● AIM:
Rewrite the lines from the one containing "Give bounding boxes" through the one containing "close-icon — [1973, 31, 2018, 77]", changing "message-text" to "message-label" and keeping everything else the same.

● SUPPLIED ENTRIES:
----------

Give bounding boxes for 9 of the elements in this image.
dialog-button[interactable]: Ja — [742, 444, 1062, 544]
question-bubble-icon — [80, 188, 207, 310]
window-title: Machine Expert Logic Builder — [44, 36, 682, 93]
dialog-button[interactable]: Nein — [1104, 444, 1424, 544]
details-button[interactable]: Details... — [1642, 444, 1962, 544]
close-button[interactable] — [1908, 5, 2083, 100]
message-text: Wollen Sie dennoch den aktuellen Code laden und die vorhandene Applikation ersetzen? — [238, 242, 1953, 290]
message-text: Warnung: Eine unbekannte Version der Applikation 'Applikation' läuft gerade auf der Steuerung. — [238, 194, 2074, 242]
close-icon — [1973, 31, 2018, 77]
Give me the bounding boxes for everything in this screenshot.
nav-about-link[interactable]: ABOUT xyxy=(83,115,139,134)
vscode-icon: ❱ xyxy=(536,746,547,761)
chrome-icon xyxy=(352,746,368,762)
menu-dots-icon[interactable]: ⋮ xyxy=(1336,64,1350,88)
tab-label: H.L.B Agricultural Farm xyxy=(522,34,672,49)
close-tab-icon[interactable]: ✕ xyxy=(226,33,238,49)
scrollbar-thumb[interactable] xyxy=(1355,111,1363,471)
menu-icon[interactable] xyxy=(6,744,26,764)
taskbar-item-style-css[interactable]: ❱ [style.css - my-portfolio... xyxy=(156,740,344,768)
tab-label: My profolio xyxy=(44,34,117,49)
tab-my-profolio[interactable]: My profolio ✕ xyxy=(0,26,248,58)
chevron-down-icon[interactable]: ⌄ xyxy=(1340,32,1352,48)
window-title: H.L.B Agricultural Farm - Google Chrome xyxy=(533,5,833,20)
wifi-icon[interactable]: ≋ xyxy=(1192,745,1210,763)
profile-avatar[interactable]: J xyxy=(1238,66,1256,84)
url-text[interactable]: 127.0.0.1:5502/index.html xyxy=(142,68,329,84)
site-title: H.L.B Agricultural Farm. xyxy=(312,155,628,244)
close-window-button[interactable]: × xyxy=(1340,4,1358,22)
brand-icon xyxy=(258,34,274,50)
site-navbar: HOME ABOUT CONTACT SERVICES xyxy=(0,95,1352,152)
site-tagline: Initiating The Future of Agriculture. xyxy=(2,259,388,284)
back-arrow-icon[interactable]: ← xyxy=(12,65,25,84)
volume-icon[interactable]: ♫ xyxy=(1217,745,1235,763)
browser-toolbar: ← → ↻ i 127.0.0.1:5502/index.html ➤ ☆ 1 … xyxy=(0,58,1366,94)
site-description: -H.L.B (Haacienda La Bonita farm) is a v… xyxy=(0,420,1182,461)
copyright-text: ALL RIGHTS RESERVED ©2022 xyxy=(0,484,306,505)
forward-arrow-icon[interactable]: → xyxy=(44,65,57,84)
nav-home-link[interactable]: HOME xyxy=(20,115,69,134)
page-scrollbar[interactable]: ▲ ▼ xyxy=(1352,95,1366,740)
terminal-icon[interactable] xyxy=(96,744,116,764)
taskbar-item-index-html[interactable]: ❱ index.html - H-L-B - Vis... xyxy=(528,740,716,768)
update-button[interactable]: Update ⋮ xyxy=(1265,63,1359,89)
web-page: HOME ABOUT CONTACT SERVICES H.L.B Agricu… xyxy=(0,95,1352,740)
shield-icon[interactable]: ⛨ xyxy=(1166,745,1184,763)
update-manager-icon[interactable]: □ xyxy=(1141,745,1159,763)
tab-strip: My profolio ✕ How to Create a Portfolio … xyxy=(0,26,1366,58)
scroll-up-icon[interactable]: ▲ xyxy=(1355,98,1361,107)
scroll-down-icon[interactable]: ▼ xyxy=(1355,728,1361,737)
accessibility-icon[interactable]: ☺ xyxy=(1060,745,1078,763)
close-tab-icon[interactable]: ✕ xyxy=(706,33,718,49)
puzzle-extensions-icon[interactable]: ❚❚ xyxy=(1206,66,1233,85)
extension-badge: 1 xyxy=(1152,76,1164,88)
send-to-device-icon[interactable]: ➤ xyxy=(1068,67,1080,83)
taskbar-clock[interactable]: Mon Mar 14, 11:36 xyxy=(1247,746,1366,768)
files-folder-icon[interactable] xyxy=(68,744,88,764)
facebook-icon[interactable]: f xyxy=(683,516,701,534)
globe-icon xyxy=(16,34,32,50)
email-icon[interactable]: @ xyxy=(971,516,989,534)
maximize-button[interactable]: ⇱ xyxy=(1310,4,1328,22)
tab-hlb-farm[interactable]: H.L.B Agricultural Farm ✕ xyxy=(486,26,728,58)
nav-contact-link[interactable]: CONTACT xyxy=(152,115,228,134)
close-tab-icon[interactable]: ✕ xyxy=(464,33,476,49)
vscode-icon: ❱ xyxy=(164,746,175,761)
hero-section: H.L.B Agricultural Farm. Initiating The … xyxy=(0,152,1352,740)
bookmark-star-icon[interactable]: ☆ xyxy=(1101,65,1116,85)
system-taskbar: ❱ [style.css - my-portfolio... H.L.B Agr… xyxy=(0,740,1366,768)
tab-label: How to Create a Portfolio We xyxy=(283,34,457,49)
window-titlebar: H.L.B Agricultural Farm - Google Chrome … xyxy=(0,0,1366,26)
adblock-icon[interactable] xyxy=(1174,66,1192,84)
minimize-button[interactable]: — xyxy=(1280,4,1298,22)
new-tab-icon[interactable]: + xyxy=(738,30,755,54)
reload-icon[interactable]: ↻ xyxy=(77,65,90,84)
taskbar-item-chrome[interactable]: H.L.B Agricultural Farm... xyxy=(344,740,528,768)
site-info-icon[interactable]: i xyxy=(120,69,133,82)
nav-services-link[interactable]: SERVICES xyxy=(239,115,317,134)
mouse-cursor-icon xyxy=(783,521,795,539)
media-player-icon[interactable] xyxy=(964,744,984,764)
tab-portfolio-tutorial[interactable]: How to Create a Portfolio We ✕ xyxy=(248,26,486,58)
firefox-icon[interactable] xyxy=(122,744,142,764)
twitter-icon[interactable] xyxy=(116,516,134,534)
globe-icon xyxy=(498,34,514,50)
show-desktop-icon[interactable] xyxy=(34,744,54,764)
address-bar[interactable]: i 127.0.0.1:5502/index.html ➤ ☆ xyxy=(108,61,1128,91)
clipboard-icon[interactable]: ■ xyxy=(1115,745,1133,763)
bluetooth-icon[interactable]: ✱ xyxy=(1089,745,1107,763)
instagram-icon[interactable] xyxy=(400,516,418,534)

----------

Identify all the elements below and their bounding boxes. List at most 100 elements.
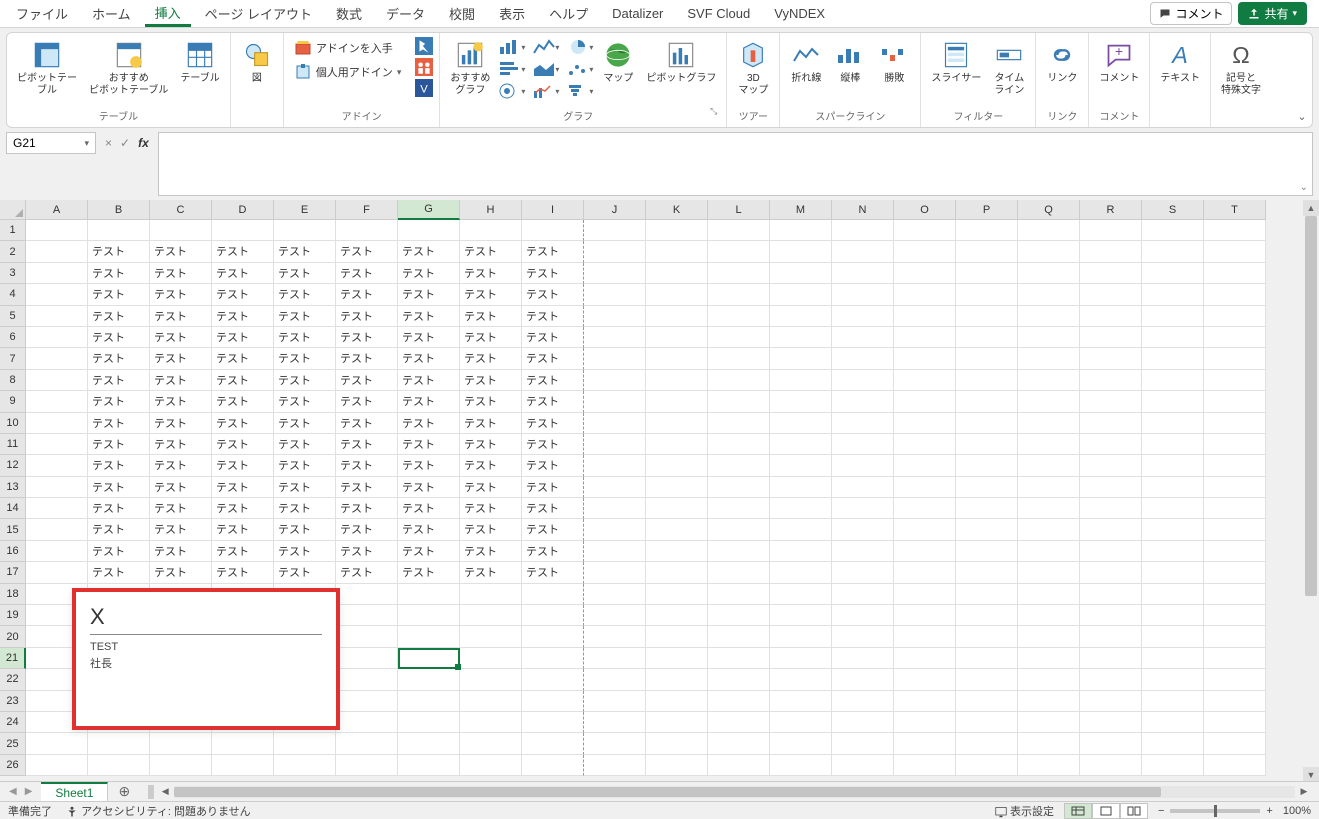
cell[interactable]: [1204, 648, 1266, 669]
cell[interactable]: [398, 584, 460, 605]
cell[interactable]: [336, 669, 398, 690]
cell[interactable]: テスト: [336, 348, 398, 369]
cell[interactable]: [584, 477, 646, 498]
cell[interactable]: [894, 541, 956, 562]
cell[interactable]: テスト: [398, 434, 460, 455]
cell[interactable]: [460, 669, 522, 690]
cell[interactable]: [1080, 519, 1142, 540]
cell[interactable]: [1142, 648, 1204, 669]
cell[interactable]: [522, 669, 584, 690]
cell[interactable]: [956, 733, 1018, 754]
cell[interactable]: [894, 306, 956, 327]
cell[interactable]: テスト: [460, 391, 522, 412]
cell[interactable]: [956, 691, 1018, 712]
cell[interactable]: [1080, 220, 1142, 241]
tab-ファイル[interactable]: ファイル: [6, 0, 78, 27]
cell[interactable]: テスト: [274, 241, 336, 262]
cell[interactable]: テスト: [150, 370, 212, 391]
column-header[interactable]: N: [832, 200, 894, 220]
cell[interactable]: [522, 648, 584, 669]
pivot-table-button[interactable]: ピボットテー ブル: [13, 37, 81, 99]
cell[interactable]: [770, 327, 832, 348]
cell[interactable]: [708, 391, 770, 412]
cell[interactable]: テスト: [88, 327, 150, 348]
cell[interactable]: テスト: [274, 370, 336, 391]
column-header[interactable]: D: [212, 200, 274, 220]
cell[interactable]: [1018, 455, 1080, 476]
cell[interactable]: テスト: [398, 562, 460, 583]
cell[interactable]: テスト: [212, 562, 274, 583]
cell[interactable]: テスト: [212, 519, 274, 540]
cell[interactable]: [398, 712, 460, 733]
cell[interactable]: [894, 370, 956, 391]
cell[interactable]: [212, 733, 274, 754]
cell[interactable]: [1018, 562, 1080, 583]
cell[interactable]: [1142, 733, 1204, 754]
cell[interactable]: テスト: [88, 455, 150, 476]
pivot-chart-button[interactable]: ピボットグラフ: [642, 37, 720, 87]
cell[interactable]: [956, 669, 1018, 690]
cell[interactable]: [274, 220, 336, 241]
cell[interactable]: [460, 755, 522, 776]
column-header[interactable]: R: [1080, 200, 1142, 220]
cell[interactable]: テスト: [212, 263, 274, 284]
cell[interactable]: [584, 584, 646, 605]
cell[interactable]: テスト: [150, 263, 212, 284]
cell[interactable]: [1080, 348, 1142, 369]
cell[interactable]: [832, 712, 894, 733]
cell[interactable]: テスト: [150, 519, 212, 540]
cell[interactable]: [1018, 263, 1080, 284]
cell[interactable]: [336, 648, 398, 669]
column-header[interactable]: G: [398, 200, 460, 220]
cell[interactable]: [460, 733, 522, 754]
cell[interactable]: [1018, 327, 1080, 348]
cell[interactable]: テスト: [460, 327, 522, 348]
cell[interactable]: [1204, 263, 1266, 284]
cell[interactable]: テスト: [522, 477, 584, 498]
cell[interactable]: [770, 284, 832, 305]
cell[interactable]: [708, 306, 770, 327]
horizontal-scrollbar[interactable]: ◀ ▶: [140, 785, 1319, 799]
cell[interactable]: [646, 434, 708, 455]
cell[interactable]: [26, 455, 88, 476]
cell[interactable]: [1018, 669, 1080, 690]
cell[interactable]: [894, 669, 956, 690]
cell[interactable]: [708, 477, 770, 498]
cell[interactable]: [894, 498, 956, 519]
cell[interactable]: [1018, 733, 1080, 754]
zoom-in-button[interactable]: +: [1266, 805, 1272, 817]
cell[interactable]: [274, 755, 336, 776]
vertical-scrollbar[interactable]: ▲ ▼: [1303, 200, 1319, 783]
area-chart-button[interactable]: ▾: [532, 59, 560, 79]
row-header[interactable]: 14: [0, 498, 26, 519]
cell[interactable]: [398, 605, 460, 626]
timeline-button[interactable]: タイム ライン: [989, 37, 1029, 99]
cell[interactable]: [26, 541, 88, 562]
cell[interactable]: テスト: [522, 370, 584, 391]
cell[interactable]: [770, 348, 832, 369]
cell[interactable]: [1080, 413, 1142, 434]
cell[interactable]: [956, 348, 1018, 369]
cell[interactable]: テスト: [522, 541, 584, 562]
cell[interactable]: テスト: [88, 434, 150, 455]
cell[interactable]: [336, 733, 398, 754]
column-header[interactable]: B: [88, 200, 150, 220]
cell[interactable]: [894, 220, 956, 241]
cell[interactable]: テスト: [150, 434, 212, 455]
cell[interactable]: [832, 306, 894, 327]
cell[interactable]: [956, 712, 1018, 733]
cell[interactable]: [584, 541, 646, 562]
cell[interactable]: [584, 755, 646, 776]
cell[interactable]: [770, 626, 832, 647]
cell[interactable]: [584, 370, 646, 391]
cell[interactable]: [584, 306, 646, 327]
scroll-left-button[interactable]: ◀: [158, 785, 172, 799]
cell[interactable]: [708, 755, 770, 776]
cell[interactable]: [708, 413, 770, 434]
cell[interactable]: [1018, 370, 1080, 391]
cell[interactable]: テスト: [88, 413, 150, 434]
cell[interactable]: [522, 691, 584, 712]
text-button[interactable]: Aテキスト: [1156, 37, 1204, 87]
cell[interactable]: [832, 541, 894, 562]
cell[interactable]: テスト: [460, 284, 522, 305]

----------

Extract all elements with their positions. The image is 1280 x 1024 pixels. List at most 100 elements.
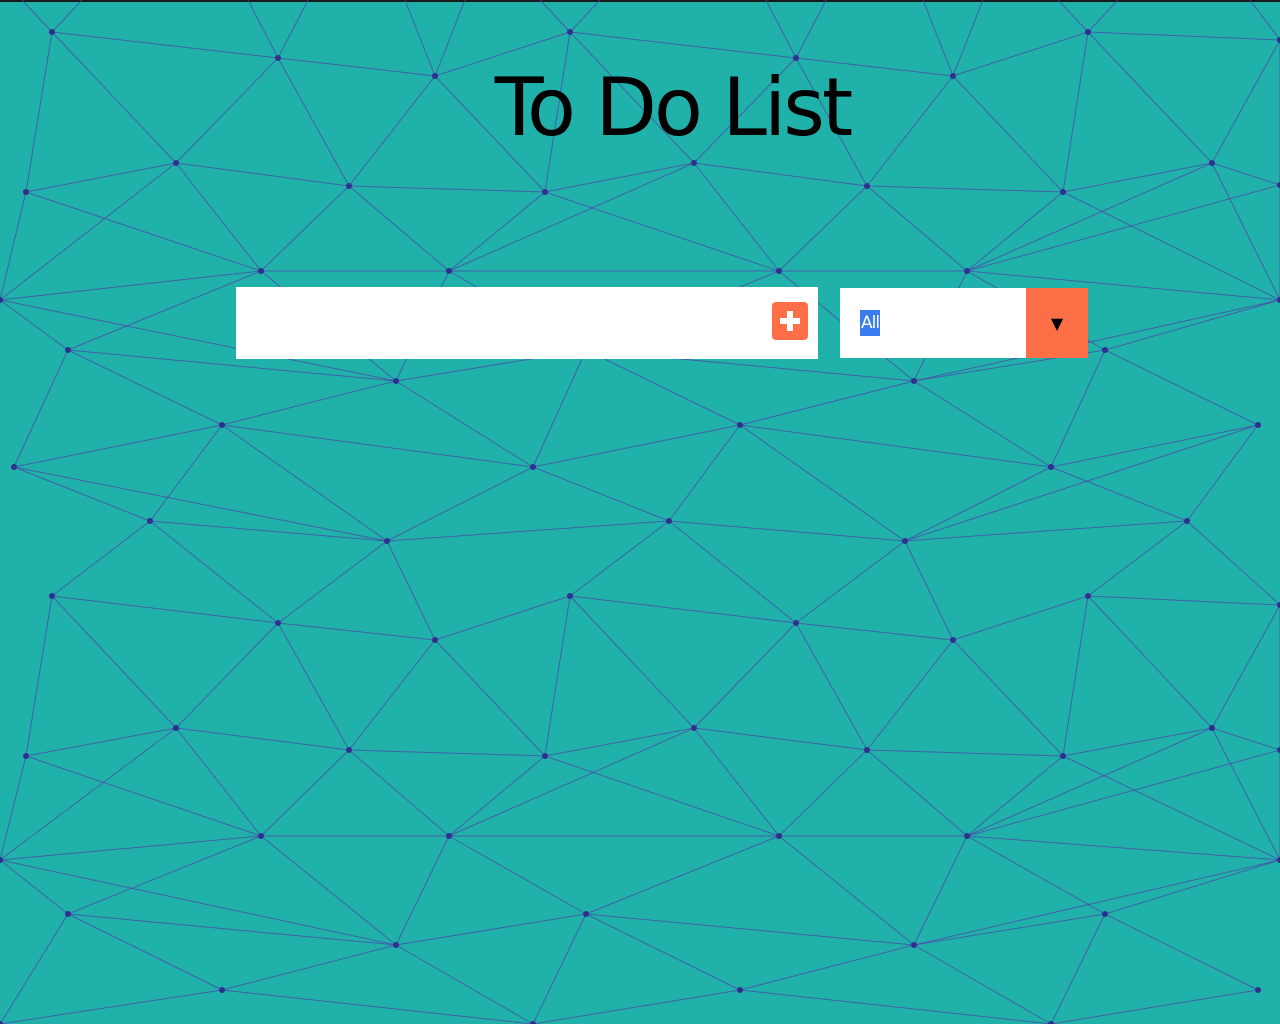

----------

● ANSWER:
Give bounding boxes for 9 of the elements in this image.
dialog-button[interactable]: Ja — [742, 444, 1062, 544]
question-bubble-icon — [80, 188, 207, 310]
window-title: Machine Expert Logic Builder — [44, 36, 682, 93]
dialog-button[interactable]: Nein — [1104, 444, 1424, 544]
details-button[interactable]: Details... — [1642, 444, 1962, 544]
close-button[interactable] — [1908, 5, 2083, 100]
message-label: Wollen Sie dennoch den aktuellen Code laden und die vorhandene Applikation ersetzen? — [238, 242, 1953, 290]
message-label: Warnung: Eine unbekannte Version der Applikation 'Applikation' läuft gerade auf der Steuerung. — [238, 194, 2074, 242]
close-icon — [1973, 31, 2018, 77]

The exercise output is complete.